Copy out each line below exactly as it appears.

(Records from a dataset)
START
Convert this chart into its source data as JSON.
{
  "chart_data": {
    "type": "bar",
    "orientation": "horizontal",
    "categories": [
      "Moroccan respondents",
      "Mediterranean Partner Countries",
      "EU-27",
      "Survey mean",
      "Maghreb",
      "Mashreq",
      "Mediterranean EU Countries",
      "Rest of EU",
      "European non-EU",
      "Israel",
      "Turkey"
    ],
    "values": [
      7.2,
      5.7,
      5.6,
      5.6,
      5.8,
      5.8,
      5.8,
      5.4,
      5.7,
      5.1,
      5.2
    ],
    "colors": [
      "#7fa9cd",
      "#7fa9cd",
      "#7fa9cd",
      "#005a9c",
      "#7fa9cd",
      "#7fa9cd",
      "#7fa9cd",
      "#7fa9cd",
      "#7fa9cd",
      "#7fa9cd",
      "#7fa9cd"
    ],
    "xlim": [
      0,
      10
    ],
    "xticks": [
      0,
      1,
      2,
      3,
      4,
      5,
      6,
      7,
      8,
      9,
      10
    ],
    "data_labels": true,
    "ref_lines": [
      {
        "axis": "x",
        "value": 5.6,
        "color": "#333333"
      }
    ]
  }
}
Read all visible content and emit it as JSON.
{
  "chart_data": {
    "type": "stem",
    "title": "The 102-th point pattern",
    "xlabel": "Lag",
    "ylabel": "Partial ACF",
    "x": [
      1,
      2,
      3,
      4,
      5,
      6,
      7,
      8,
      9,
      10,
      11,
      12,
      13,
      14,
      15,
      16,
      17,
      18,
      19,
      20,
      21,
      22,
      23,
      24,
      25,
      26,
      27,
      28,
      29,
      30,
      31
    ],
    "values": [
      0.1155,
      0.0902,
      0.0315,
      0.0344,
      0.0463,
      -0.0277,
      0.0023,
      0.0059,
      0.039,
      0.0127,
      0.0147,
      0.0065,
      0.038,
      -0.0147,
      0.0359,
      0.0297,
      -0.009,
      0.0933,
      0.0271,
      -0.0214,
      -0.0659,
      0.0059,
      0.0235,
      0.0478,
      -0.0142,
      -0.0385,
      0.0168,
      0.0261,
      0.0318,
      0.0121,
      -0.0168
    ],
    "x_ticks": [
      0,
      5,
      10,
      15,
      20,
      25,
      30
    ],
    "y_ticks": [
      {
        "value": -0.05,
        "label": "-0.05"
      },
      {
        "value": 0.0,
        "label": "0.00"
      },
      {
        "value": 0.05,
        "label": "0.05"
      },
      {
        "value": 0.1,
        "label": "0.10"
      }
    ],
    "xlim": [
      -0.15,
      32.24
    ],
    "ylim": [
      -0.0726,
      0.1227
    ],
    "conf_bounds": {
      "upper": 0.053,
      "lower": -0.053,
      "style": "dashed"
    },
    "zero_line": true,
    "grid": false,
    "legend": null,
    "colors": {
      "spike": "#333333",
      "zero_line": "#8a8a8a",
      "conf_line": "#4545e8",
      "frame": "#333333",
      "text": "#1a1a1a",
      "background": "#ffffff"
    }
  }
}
END
Result below:
Convert this chart into its source data as JSON.
{
  "chart_data": {
    "type": "bar",
    "orientation": "horizontal",
    "categories": [
      "Moroccan respondents",
      "Mediterranean Partner Countries",
      "EU-27",
      "Survey mean",
      "Maghreb",
      "Mashreq",
      "Mediterranean EU Countries",
      "Rest of EU",
      "European non-EU",
      "Israel",
      "Turkey"
    ],
    "values": [
      7.2,
      5.7,
      5.6,
      5.6,
      5.8,
      5.8,
      5.8,
      5.4,
      5.7,
      5.1,
      5.2
    ],
    "colors": [
      "#7fa9cd",
      "#7fa9cd",
      "#7fa9cd",
      "#005a9c",
      "#7fa9cd",
      "#7fa9cd",
      "#7fa9cd",
      "#7fa9cd",
      "#7fa9cd",
      "#7fa9cd",
      "#7fa9cd"
    ],
    "xlim": [
      0,
      10
    ],
    "xticks": [
      0,
      1,
      2,
      3,
      4,
      5,
      6,
      7,
      8,
      9,
      10
    ],
    "data_labels": true,
    "ref_lines": [
      {
        "axis": "x",
        "value": 5.6,
        "color": "#333333"
      }
    ]
  }
}
Read all visible content and emit it as JSON.
{
  "chart_data": {
    "type": "stem",
    "title": "The 102-th point pattern",
    "xlabel": "Lag",
    "ylabel": "Partial ACF",
    "x": [
      1,
      2,
      3,
      4,
      5,
      6,
      7,
      8,
      9,
      10,
      11,
      12,
      13,
      14,
      15,
      16,
      17,
      18,
      19,
      20,
      21,
      22,
      23,
      24,
      25,
      26,
      27,
      28,
      29,
      30,
      31
    ],
    "values": [
      0.1155,
      0.0902,
      0.0315,
      0.0344,
      0.0463,
      -0.0277,
      0.0023,
      0.0059,
      0.039,
      0.0127,
      0.0147,
      0.0065,
      0.038,
      -0.0147,
      0.0359,
      0.0297,
      -0.009,
      0.0933,
      0.0271,
      -0.0214,
      -0.0659,
      0.0059,
      0.0235,
      0.0478,
      -0.0142,
      -0.0385,
      0.0168,
      0.0261,
      0.0318,
      0.0121,
      -0.0168
    ],
    "x_ticks": [
      0,
      5,
      10,
      15,
      20,
      25,
      30
    ],
    "y_ticks": [
      {
        "value": -0.05,
        "label": "-0.05"
      },
      {
        "value": 0.0,
        "label": "0.00"
      },
      {
        "value": 0.05,
        "label": "0.05"
      },
      {
        "value": 0.1,
        "label": "0.10"
      }
    ],
    "xlim": [
      -0.15,
      32.24
    ],
    "ylim": [
      -0.0726,
      0.1227
    ],
    "conf_bounds": {
      "upper": 0.053,
      "lower": -0.053,
      "style": "dashed"
    },
    "zero_line": true,
    "grid": false,
    "legend": null,
    "colors": {
      "spike": "#333333",
      "zero_line": "#8a8a8a",
      "conf_line": "#4545e8",
      "frame": "#333333",
      "text": "#1a1a1a",
      "background": "#ffffff"
    }
  }
}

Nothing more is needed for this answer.